■ **Material to process**:
● ● ●

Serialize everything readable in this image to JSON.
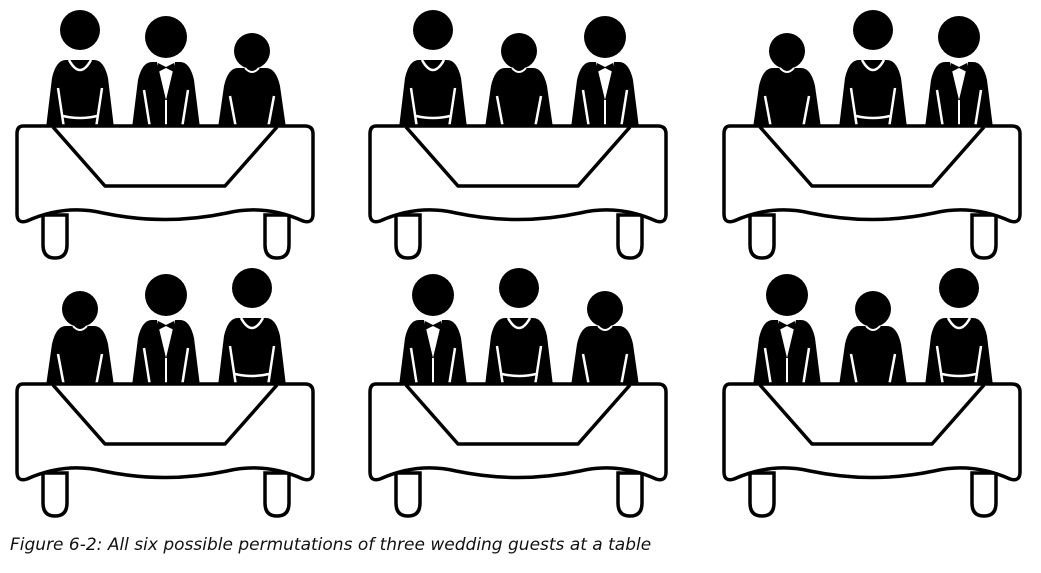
{
  "caption": "Figure 6-2: All six possible permutations of three wedding guests at a table",
  "guest_types": {
    "W": "woman-in-dress",
    "M": "man-in-tuxedo",
    "P": "plain-guest"
  },
  "permutations": [
    [
      "W",
      "M",
      "P"
    ],
    [
      "W",
      "P",
      "M"
    ],
    [
      "P",
      "W",
      "M"
    ],
    [
      "P",
      "M",
      "W"
    ],
    [
      "M",
      "W",
      "P"
    ],
    [
      "M",
      "P",
      "W"
    ]
  ],
  "colors": {
    "ink": "#000000",
    "paper": "#ffffff"
  }
}
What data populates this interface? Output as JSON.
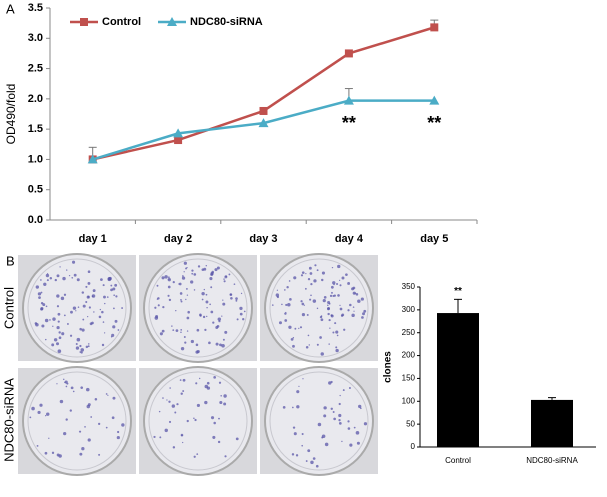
{
  "panel_labels": [
    "A",
    "B"
  ],
  "plates": {
    "row_labels": [
      "Control",
      "NDC80-siRNA"
    ]
  },
  "chart_data": [
    {
      "type": "line",
      "y_label": "OD490/fold",
      "categories": [
        "day 1",
        "day 2",
        "day 3",
        "day 4",
        "day 5"
      ],
      "series": [
        {
          "name": "Control",
          "color": "#c0504d",
          "marker": "square",
          "values": [
            1.0,
            1.32,
            1.8,
            2.75,
            3.18
          ],
          "errors": [
            null,
            null,
            null,
            null,
            0.12
          ]
        },
        {
          "name": "NDC80-siRNA",
          "color": "#4bacc6",
          "marker": "triangle",
          "values": [
            1.0,
            1.43,
            1.6,
            1.97,
            1.97
          ],
          "errors": [
            0.2,
            null,
            null,
            0.2,
            null
          ]
        }
      ],
      "significance": [
        null,
        null,
        null,
        "**",
        "**"
      ],
      "ylim": [
        0,
        3.5
      ],
      "yticks": [
        {
          "value": 0,
          "label": "0.0"
        },
        0.5,
        {
          "value": 1,
          "label": "1.0"
        },
        1.5,
        {
          "value": 2,
          "label": "2.0"
        },
        2.5,
        {
          "value": 3,
          "label": "3.0"
        },
        3.5
      ],
      "legend": "top-left"
    },
    {
      "type": "bar",
      "y_label": "clones",
      "color": "#000000",
      "categories": [
        "Control",
        "NDC80-siRNA"
      ],
      "values": [
        293,
        103
      ],
      "errors": [
        30,
        5
      ],
      "significance": [
        "**",
        null
      ],
      "ylim": [
        0,
        350
      ],
      "yticks": [
        0,
        50,
        100,
        150,
        200,
        250,
        300,
        350
      ]
    }
  ]
}
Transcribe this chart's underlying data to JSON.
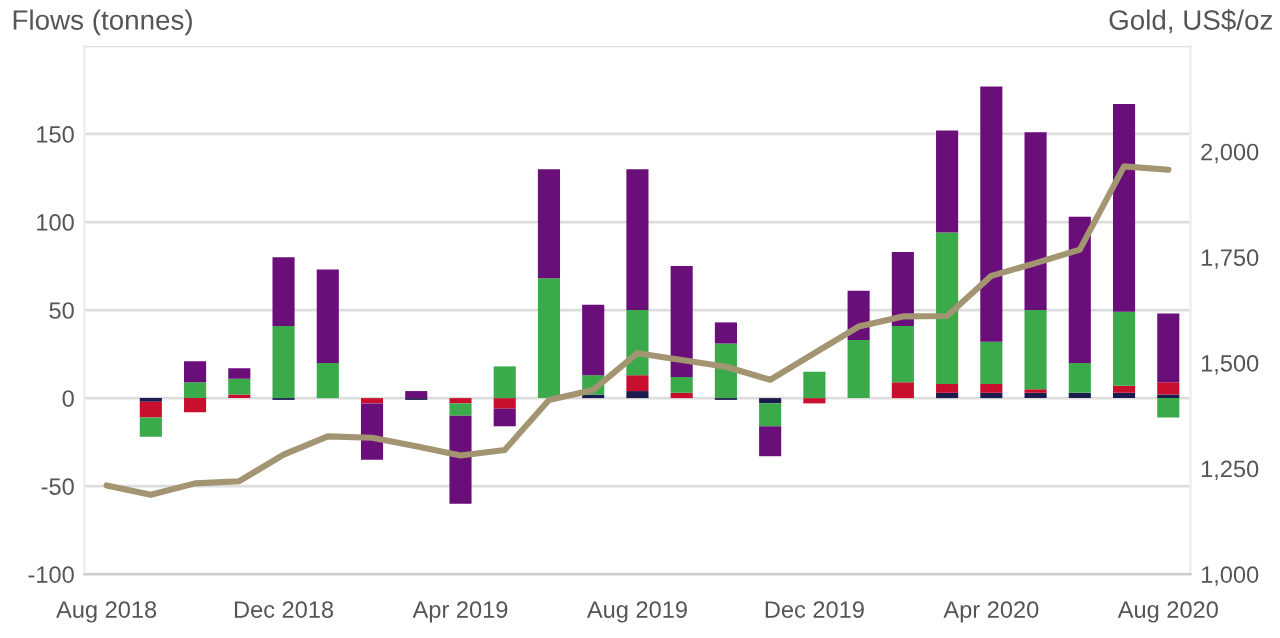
{
  "chart_data": {
    "type": "bar",
    "stacked": true,
    "ylabel": "Flows (tonnes)",
    "y2label": "Gold, US$/oz",
    "categories": [
      "Aug 2018",
      null,
      null,
      null,
      "Dec 2018",
      null,
      null,
      null,
      "Apr 2019",
      null,
      null,
      null,
      "Aug 2019",
      null,
      null,
      null,
      "Dec 2019",
      null,
      null,
      null,
      "Apr 2020",
      null,
      null,
      null,
      "Aug 2020"
    ],
    "series": [
      {
        "color": "#1c1b4d",
        "values": [
          null,
          -2,
          0,
          0,
          -1,
          0,
          0,
          -1,
          0,
          0,
          0,
          2,
          4,
          0,
          -1,
          -3,
          0,
          0,
          0,
          3,
          3,
          3,
          3,
          3,
          2
        ]
      },
      {
        "color": "#c8102e",
        "values": [
          null,
          -9,
          -8,
          2,
          0,
          0,
          -3,
          0,
          -3,
          -6,
          null,
          0,
          9,
          3,
          0,
          0,
          -3,
          0,
          9,
          5,
          5,
          2,
          0,
          4,
          7
        ]
      },
      {
        "color": "#3aaa4a",
        "values": [
          null,
          -11,
          9,
          9,
          41,
          20,
          0,
          0,
          -7,
          18,
          68,
          11,
          37,
          9,
          31,
          -13,
          15,
          33,
          32,
          86,
          24,
          45,
          17,
          42,
          -11
        ]
      },
      {
        "color": "#6a0f7a",
        "values": [
          null,
          0,
          12,
          6,
          39,
          53,
          -32,
          4,
          -50,
          -10,
          62,
          40,
          80,
          63,
          12,
          -17,
          0,
          28,
          42,
          58,
          145,
          101,
          83,
          118,
          39
        ]
      },
      {
        "type": "line",
        "axis": "y2",
        "color": "#a39572",
        "values": [
          1210,
          1188,
          1215,
          1220,
          1283,
          1326,
          1323,
          1303,
          1281,
          1294,
          1412,
          1436,
          1523,
          1507,
          1491,
          1460,
          1523,
          1586,
          1610,
          1611,
          1706,
          1736,
          1768,
          1965,
          1957
        ]
      }
    ],
    "ylim": [
      -100,
      200
    ],
    "yticks": [
      -100,
      -50,
      0,
      50,
      100,
      150,
      {
        "value": 200,
        "label": null
      }
    ],
    "y2lim": [
      1000,
      2250
    ],
    "y2ticks": [
      {
        "value": 1000,
        "label": "1,000"
      },
      {
        "value": 1250,
        "label": "1,250"
      },
      {
        "value": 1500,
        "label": "1,500"
      },
      {
        "value": 1750,
        "label": "1,750"
      },
      {
        "value": 2000,
        "label": "2,000"
      }
    ],
    "grid": "y"
  }
}
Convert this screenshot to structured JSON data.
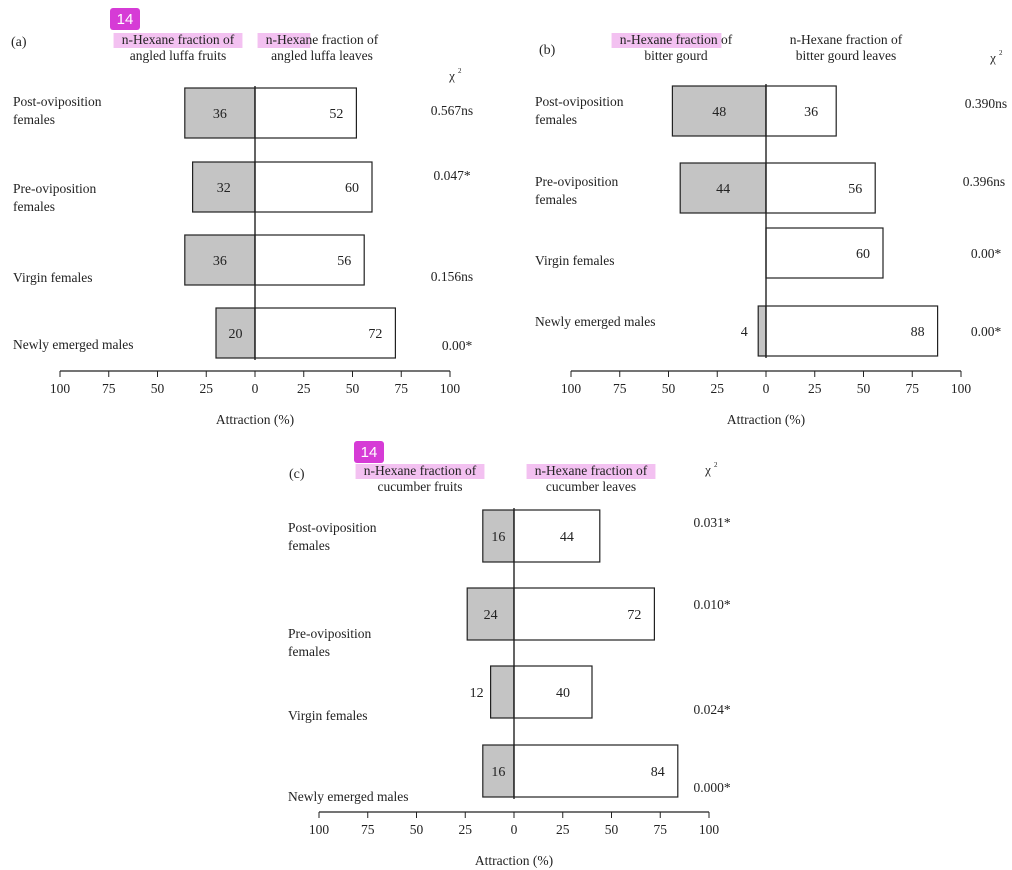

● ● ●

■ **Goal**:
Write out the whole listing again, exactly, with no pictures.

■ **The answer**:
Serialize everything readable in this image to JSON.
{
  "caption": "Figure 6-2: All six possible permutations of three wedding guests at a table",
  "guest_types": {
    "W": "woman-in-dress",
    "M": "man-in-tuxedo",
    "P": "plain-guest"
  },
  "permutations": [
    [
      "W",
      "M",
      "P"
    ],
    [
      "W",
      "P",
      "M"
    ],
    [
      "P",
      "W",
      "M"
    ],
    [
      "P",
      "M",
      "W"
    ],
    [
      "M",
      "W",
      "P"
    ],
    [
      "M",
      "P",
      "W"
    ]
  ],
  "colors": {
    "ink": "#000000",
    "paper": "#ffffff"
  }
}
What data populates this interface? Output as JSON.
{
  "panel_labels": [
    "A",
    "B"
  ],
  "plates": {
    "row_labels": [
      "Control",
      "NDC80-siRNA"
    ]
  },
  "chart_data": [
    {
      "type": "line",
      "y_label": "OD490/fold",
      "categories": [
        "day 1",
        "day 2",
        "day 3",
        "day 4",
        "day 5"
      ],
      "series": [
        {
          "name": "Control",
          "color": "#c0504d",
          "marker": "square",
          "values": [
            1.0,
            1.32,
            1.8,
            2.75,
            3.18
          ],
          "errors": [
            null,
            null,
            null,
            null,
            0.12
          ]
        },
        {
          "name": "NDC80-siRNA",
          "color": "#4bacc6",
          "marker": "triangle",
          "values": [
            1.0,
            1.43,
            1.6,
            1.97,
            1.97
          ],
          "errors": [
            0.2,
            null,
            null,
            0.2,
            null
          ]
        }
      ],
      "significance": [
        null,
        null,
        null,
        "**",
        "**"
      ],
      "ylim": [
        0,
        3.5
      ],
      "yticks": [
        {
          "value": 0,
          "label": "0.0"
        },
        0.5,
        {
          "value": 1,
          "label": "1.0"
        },
        1.5,
        {
          "value": 2,
          "label": "2.0"
        },
        2.5,
        {
          "value": 3,
          "label": "3.0"
        },
        3.5
      ],
      "legend": "top-left"
    },
    {
      "type": "bar",
      "y_label": "clones",
      "color": "#000000",
      "categories": [
        "Control",
        "NDC80-siRNA"
      ],
      "values": [
        293,
        103
      ],
      "errors": [
        30,
        5
      ],
      "significance": [
        "**",
        null
      ],
      "ylim": [
        0,
        350
      ],
      "yticks": [
        0,
        50,
        100,
        150,
        200,
        250,
        300,
        350
      ]
    }
  ]
}
Transcribe this chart's underlying data to JSON.
{
  "chart_data": {
    "type": "bar",
    "stacked": true,
    "ylabel": "Flows (tonnes)",
    "y2label": "Gold, US$/oz",
    "categories": [
      "Aug 2018",
      null,
      null,
      null,
      "Dec 2018",
      null,
      null,
      null,
      "Apr 2019",
      null,
      null,
      null,
      "Aug 2019",
      null,
      null,
      null,
      "Dec 2019",
      null,
      null,
      null,
      "Apr 2020",
      null,
      null,
      null,
      "Aug 2020"
    ],
    "series": [
      {
        "color": "#1c1b4d",
        "values": [
          null,
          -2,
          0,
          0,
          -1,
          0,
          0,
          -1,
          0,
          0,
          0,
          2,
          4,
          0,
          -1,
          -3,
          0,
          0,
          0,
          3,
          3,
          3,
          3,
          3,
          2
        ]
      },
      {
        "color": "#c8102e",
        "values": [
          null,
          -9,
          -8,
          2,
          0,
          0,
          -3,
          0,
          -3,
          -6,
          null,
          0,
          9,
          3,
          0,
          0,
          -3,
          0,
          9,
          5,
          5,
          2,
          0,
          4,
          7
        ]
      },
      {
        "color": "#3aaa4a",
        "values": [
          null,
          -11,
          9,
          9,
          41,
          20,
          0,
          0,
          -7,
          18,
          68,
          11,
          37,
          9,
          31,
          -13,
          15,
          33,
          32,
          86,
          24,
          45,
          17,
          42,
          -11
        ]
      },
      {
        "color": "#6a0f7a",
        "values": [
          null,
          0,
          12,
          6,
          39,
          53,
          -32,
          4,
          -50,
          -10,
          62,
          40,
          80,
          63,
          12,
          -17,
          0,
          28,
          42,
          58,
          145,
          101,
          83,
          118,
          39
        ]
      },
      {
        "type": "line",
        "axis": "y2",
        "color": "#a39572",
        "values": [
          1210,
          1188,
          1215,
          1220,
          1283,
          1326,
          1323,
          1303,
          1281,
          1294,
          1412,
          1436,
          1523,
          1507,
          1491,
          1460,
          1523,
          1586,
          1610,
          1611,
          1706,
          1736,
          1768,
          1965,
          1957
        ]
      }
    ],
    "ylim": [
      -100,
      200
    ],
    "yticks": [
      -100,
      -50,
      0,
      50,
      100,
      150,
      {
        "value": 200,
        "label": null
      }
    ],
    "y2lim": [
      1000,
      2250
    ],
    "y2ticks": [
      {
        "value": 1000,
        "label": "1,000"
      },
      {
        "value": 1250,
        "label": "1,250"
      },
      {
        "value": 1500,
        "label": "1,500"
      },
      {
        "value": 1750,
        "label": "1,750"
      },
      {
        "value": 2000,
        "label": "2,000"
      }
    ],
    "grid": "y"
  }
}
Convert this screenshot to structured JSON data.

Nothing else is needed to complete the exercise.